[STATED GOAL] In the records that follow, show each line where the word "때일수록" is present.

[DATA LISTING]

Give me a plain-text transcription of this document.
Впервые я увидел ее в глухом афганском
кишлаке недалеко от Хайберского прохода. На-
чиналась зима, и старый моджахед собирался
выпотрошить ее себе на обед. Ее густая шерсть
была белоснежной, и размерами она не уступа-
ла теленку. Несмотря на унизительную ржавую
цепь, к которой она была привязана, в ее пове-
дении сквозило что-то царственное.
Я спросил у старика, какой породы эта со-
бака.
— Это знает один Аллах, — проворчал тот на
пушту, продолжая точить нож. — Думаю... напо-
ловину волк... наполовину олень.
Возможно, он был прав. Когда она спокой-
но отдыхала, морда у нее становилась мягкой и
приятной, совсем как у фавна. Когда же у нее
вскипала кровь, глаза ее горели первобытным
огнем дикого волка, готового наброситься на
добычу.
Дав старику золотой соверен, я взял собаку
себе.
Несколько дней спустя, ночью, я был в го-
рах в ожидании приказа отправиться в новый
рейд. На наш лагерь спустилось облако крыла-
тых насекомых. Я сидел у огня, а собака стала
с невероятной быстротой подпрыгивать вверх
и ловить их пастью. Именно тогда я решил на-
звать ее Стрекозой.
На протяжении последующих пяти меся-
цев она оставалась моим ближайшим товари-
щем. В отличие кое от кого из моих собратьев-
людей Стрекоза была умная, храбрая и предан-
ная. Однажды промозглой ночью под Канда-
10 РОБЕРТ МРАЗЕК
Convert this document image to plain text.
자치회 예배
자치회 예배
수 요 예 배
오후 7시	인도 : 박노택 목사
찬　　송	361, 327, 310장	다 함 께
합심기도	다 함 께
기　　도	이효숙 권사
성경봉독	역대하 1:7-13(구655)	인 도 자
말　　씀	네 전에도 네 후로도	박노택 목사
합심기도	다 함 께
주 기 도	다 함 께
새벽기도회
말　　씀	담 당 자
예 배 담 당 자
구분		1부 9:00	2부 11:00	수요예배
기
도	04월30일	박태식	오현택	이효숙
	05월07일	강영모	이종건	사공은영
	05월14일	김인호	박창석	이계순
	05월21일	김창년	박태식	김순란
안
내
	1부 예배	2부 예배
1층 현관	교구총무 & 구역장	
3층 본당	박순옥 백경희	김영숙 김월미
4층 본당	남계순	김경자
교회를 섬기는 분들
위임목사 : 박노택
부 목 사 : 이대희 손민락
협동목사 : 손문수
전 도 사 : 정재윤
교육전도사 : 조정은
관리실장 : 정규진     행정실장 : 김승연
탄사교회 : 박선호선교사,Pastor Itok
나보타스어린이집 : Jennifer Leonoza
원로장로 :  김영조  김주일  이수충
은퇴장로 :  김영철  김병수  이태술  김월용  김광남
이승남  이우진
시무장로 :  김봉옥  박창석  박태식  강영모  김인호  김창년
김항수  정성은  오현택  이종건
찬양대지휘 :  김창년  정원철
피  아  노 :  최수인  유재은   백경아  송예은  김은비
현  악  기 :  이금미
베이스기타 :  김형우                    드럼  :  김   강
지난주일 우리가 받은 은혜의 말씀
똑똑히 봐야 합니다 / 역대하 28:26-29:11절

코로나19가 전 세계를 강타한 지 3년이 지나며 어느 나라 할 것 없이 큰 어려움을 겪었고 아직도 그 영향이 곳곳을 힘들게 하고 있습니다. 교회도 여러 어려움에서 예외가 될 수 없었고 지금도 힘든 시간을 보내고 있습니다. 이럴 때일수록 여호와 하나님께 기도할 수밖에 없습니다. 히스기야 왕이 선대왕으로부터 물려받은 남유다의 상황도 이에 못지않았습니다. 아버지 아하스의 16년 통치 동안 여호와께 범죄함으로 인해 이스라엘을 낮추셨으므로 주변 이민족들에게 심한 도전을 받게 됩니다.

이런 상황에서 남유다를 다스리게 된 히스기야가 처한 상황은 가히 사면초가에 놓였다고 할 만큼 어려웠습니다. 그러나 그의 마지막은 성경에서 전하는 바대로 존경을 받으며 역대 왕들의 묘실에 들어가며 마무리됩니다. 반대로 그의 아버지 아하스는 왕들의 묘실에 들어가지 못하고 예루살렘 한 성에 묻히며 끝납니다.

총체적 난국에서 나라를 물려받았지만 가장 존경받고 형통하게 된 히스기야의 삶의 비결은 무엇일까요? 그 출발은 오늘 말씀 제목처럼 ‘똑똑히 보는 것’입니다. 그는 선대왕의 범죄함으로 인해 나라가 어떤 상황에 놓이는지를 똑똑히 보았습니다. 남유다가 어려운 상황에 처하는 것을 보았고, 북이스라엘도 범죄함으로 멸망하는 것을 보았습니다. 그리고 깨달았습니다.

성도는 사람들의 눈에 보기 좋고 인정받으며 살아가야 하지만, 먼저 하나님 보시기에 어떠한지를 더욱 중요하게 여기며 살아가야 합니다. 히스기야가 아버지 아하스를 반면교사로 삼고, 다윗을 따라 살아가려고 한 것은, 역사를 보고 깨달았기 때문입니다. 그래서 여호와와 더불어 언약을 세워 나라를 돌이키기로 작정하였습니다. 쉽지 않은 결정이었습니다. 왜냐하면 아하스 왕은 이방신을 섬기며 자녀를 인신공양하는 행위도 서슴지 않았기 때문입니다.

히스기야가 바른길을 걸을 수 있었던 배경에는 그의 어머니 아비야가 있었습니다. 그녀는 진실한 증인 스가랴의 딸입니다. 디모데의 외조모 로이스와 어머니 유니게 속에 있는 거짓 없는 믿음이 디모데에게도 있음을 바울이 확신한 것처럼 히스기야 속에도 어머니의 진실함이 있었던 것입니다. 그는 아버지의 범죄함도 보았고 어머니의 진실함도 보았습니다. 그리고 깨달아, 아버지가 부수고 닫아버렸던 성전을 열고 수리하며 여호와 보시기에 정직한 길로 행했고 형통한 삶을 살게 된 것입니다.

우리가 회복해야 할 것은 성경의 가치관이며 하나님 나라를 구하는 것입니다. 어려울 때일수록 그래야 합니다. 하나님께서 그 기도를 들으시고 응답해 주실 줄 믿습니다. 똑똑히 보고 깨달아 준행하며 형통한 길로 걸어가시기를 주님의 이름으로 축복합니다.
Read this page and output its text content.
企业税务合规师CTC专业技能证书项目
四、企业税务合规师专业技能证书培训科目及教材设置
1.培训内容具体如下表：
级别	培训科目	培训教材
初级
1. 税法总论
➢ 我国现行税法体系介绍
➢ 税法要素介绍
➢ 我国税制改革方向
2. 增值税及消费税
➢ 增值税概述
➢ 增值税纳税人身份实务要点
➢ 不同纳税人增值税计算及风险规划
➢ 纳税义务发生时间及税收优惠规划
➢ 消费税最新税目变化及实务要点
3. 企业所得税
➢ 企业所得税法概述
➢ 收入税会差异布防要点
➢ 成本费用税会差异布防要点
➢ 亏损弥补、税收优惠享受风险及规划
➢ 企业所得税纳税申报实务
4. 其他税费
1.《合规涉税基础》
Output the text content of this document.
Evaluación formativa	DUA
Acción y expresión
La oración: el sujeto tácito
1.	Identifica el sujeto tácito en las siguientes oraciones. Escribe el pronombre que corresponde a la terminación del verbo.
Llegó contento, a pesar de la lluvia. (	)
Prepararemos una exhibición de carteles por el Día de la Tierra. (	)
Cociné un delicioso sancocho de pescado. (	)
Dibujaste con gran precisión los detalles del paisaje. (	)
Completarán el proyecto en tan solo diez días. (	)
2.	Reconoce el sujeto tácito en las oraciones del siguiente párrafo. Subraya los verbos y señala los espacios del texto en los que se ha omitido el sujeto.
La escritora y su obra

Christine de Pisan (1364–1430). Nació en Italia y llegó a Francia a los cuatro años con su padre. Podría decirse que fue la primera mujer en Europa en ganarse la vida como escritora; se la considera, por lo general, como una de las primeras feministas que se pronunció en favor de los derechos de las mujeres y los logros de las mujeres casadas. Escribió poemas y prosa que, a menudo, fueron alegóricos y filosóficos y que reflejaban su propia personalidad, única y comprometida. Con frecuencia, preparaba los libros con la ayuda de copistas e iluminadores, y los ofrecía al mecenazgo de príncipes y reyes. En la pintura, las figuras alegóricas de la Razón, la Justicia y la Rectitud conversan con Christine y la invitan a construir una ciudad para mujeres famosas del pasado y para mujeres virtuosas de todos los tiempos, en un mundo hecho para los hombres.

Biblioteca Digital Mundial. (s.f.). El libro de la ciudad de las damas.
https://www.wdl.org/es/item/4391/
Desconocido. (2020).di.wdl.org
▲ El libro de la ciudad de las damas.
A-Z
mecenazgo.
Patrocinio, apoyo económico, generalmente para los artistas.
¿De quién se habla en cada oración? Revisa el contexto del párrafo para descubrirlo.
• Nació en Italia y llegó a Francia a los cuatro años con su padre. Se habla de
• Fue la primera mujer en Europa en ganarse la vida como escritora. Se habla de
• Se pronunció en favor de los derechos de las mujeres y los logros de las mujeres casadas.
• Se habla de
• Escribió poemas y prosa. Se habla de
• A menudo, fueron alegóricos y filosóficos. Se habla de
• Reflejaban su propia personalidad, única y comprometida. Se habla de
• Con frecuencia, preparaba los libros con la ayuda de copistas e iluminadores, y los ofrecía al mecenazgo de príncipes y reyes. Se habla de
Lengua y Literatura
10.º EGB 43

[THE ANSWER]
코로나19가 전 세계를 강타한 지 3년이 지나며 어느 나라 할 것 없이 큰 어려움을 겪었고 아직도 그 영향이 곳곳을 힘들게 하고 있습니다. 교회도 여러 어려움에서 예외가 될 수 없었고 지금도 힘든 시간을 보내고 있습니다. 이럴 때일수록 여호와 하나님께 기도할 수밖에 없습니다. 히스기야 왕이 선대왕으로부터 물려받은 남유다의 상황도 이에 못지않았습니다. 아버지 아하스의 16년 통치 동안 여호와께 범죄함으로 인해 이스라엘을 낮추셨으므로 주변 이민족들에게 심한 도전을 받게 됩니다.
우리가 회복해야 할 것은 성경의 가치관이며 하나님 나라를 구하는 것입니다. 어려울 때일수록 그래야 합니다. 하나님께서 그 기도를 들으시고 응답해 주실 줄 믿습니다. 똑똑히 보고 깨달아 준행하며 형통한 길로 걸어가시기를 주님의 이름으로 축복합니다.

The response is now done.